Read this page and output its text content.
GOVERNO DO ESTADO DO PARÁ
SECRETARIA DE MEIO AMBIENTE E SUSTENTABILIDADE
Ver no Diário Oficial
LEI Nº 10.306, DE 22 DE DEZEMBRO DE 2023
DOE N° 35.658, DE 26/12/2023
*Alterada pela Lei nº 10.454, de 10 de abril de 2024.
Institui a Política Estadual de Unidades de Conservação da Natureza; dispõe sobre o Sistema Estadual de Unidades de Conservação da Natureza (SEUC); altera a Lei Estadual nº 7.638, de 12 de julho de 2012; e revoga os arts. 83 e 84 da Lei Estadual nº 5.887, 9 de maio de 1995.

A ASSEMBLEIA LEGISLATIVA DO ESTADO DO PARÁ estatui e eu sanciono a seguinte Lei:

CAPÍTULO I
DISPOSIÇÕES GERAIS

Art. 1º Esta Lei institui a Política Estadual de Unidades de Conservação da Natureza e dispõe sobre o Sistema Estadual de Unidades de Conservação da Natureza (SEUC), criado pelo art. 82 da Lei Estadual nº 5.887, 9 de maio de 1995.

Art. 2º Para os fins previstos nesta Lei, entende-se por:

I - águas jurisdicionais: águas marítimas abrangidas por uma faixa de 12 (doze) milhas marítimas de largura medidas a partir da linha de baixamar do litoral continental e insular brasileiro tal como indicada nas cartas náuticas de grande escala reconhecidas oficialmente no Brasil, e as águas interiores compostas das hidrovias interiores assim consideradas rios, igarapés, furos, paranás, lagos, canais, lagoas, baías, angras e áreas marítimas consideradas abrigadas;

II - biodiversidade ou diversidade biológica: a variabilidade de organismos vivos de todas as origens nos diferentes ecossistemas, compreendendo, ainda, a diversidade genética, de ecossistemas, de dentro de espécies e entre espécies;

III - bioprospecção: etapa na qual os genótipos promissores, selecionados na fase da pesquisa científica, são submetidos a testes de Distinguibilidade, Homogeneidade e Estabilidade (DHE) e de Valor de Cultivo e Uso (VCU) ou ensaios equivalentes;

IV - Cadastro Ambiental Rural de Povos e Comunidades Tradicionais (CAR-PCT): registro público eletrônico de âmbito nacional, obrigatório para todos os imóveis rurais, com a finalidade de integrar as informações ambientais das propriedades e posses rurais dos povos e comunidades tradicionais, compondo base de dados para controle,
• • • •
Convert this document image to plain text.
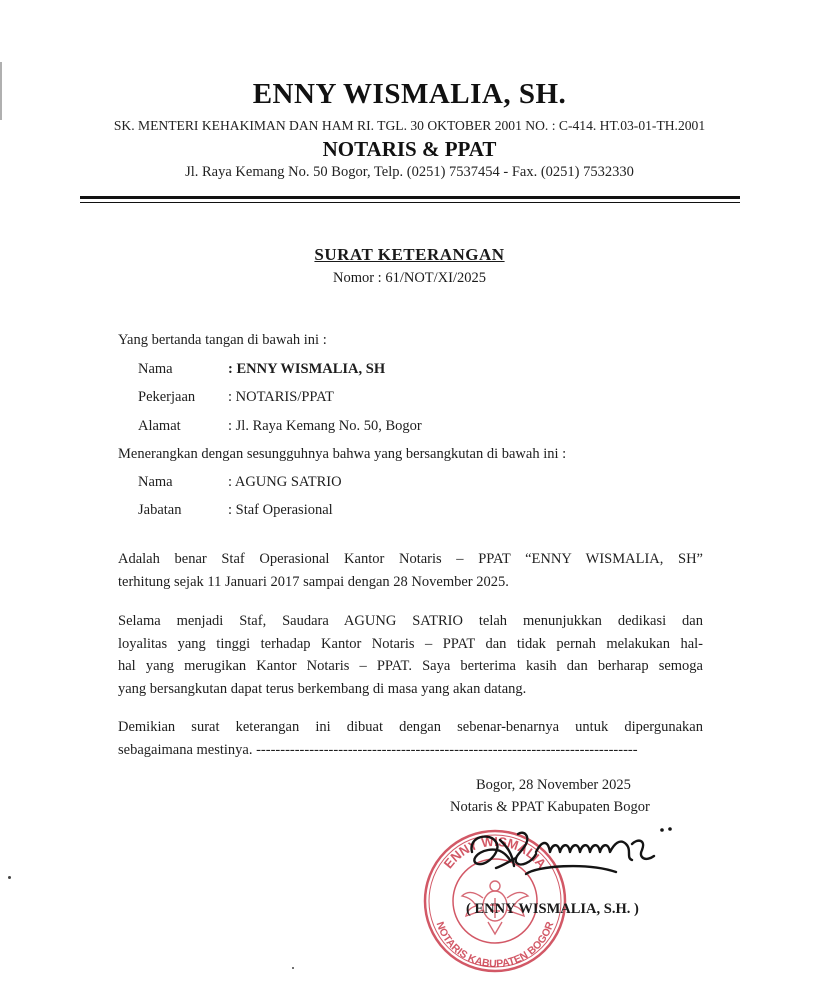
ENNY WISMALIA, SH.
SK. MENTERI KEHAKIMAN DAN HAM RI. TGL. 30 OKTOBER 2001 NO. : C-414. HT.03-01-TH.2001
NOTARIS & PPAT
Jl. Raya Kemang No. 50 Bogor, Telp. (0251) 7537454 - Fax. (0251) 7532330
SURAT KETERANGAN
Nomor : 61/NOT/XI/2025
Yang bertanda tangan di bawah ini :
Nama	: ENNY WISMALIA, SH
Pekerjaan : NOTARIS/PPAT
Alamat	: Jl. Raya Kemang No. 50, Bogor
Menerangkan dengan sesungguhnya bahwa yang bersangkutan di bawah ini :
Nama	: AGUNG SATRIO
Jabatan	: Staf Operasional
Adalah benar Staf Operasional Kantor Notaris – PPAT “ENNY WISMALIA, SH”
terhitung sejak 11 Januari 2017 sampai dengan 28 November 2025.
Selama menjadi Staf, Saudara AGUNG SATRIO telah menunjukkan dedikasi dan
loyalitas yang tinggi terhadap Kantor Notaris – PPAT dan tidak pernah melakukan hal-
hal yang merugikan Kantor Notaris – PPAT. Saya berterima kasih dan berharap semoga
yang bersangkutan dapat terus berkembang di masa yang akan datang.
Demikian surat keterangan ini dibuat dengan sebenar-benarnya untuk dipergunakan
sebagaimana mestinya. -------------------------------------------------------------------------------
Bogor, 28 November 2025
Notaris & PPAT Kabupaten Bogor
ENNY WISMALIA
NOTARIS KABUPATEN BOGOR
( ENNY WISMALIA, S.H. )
• • • •
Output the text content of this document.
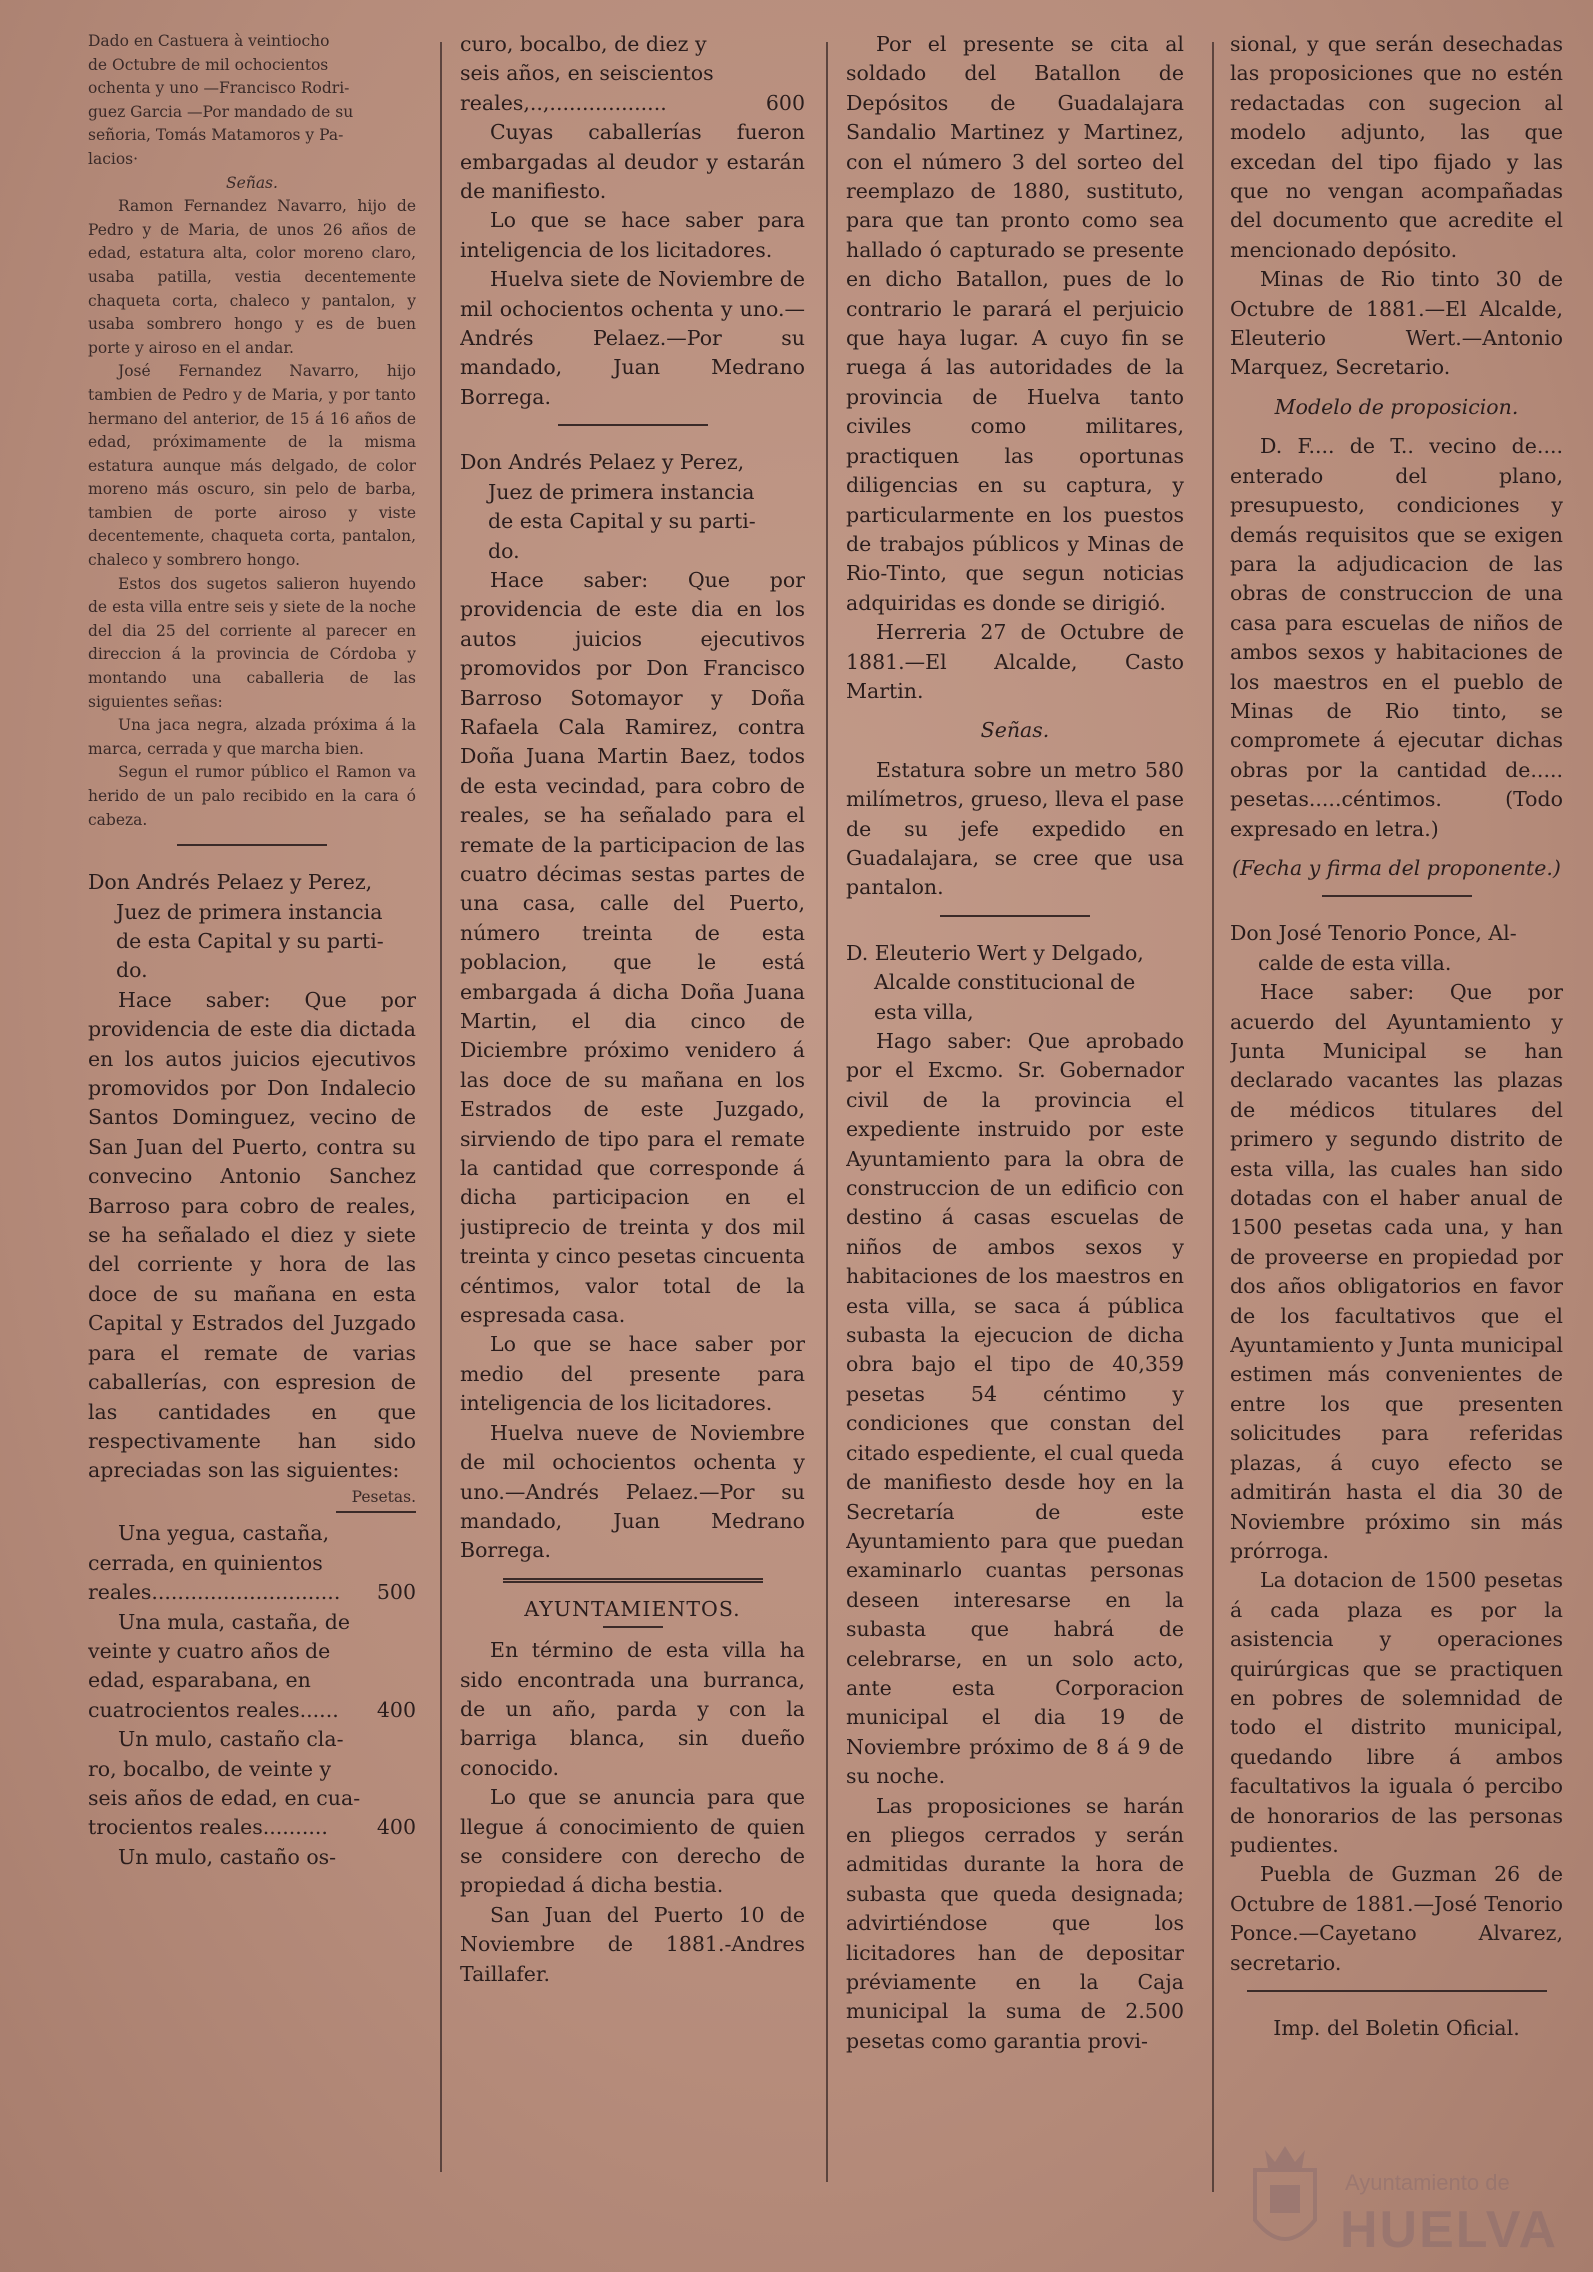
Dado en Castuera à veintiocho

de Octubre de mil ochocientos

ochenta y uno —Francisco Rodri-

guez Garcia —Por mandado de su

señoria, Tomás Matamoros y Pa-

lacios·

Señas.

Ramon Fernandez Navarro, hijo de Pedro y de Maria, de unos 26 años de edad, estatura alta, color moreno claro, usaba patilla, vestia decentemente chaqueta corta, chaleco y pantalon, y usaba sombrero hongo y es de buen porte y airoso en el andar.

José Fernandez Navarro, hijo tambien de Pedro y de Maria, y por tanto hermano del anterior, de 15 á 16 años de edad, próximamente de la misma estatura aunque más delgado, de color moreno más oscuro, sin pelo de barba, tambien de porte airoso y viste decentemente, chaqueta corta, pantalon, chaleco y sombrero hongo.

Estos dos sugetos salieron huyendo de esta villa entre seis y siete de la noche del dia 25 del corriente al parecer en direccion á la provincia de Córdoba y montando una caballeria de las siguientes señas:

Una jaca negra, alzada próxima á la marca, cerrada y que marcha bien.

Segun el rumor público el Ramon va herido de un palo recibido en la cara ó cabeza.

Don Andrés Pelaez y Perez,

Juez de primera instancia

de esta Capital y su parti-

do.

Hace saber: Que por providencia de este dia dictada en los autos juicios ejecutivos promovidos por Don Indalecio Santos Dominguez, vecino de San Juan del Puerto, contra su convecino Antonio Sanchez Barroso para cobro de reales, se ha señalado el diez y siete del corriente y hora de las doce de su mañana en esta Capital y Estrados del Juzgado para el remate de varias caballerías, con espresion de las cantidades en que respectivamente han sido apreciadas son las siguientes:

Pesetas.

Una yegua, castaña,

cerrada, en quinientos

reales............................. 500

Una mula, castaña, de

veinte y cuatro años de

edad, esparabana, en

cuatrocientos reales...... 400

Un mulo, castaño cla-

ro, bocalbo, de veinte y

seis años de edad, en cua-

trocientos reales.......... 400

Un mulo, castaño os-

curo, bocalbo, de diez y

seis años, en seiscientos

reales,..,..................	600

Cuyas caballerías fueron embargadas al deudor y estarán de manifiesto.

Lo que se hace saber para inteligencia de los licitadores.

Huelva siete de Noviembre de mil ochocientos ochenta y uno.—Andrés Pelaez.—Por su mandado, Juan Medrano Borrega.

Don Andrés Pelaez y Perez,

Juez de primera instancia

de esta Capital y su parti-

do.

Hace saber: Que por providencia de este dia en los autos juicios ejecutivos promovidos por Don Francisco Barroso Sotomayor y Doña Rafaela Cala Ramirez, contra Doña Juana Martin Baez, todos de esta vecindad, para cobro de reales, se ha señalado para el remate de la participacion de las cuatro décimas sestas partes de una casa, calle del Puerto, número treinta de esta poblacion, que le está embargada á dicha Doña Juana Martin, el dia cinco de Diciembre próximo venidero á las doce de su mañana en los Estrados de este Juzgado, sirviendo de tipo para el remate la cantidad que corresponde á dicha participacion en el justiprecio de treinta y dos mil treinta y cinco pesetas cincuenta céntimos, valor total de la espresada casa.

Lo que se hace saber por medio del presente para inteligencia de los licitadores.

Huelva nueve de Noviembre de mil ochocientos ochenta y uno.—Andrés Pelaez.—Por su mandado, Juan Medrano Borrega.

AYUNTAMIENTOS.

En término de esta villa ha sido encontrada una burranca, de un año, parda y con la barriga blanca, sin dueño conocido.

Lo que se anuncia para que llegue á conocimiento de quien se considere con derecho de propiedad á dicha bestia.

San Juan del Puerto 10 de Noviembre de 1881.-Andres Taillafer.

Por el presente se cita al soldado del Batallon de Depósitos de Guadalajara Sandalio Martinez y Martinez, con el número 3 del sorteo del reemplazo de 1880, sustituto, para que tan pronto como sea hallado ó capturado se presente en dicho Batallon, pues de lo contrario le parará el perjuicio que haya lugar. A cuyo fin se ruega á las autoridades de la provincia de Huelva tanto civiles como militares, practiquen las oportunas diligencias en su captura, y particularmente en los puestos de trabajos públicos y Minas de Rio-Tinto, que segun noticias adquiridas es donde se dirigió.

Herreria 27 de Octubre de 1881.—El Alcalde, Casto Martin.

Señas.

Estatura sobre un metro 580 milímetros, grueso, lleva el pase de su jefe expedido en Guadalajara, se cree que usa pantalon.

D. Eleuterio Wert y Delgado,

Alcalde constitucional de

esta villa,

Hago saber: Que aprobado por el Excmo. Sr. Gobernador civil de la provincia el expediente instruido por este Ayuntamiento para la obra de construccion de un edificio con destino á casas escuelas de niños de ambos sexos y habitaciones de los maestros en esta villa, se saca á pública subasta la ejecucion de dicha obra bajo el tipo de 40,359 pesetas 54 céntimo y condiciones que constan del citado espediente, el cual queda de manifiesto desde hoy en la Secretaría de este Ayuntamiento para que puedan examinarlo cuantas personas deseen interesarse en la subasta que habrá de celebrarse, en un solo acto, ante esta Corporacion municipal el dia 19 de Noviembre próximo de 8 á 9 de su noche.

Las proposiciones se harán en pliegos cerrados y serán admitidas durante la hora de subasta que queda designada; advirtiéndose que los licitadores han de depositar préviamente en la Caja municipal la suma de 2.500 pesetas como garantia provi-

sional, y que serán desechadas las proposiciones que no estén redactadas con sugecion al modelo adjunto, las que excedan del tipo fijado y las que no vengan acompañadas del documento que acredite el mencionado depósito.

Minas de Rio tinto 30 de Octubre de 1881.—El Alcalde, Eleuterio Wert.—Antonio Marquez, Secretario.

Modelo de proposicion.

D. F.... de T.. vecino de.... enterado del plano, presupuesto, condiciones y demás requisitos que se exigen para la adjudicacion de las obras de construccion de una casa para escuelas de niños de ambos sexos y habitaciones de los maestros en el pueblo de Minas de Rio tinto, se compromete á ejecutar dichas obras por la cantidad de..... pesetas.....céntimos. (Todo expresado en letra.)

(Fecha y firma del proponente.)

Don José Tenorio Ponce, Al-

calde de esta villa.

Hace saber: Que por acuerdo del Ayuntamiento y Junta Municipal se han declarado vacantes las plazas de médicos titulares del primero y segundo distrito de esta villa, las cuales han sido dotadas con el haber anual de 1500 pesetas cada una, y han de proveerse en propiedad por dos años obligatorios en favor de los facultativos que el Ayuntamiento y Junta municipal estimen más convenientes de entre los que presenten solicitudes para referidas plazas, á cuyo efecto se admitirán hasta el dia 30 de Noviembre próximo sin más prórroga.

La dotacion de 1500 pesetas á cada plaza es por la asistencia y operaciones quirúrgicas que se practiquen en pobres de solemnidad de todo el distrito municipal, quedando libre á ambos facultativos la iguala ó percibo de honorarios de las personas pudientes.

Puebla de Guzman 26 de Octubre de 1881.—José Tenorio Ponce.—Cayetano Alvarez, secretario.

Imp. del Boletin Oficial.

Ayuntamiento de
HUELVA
• • • •
▶ **TO DO**
The word "bawah" may occur in lines of the records. Report how many such lines there are, giving only the number.

▶ **COMPLETED EXERCISE**
2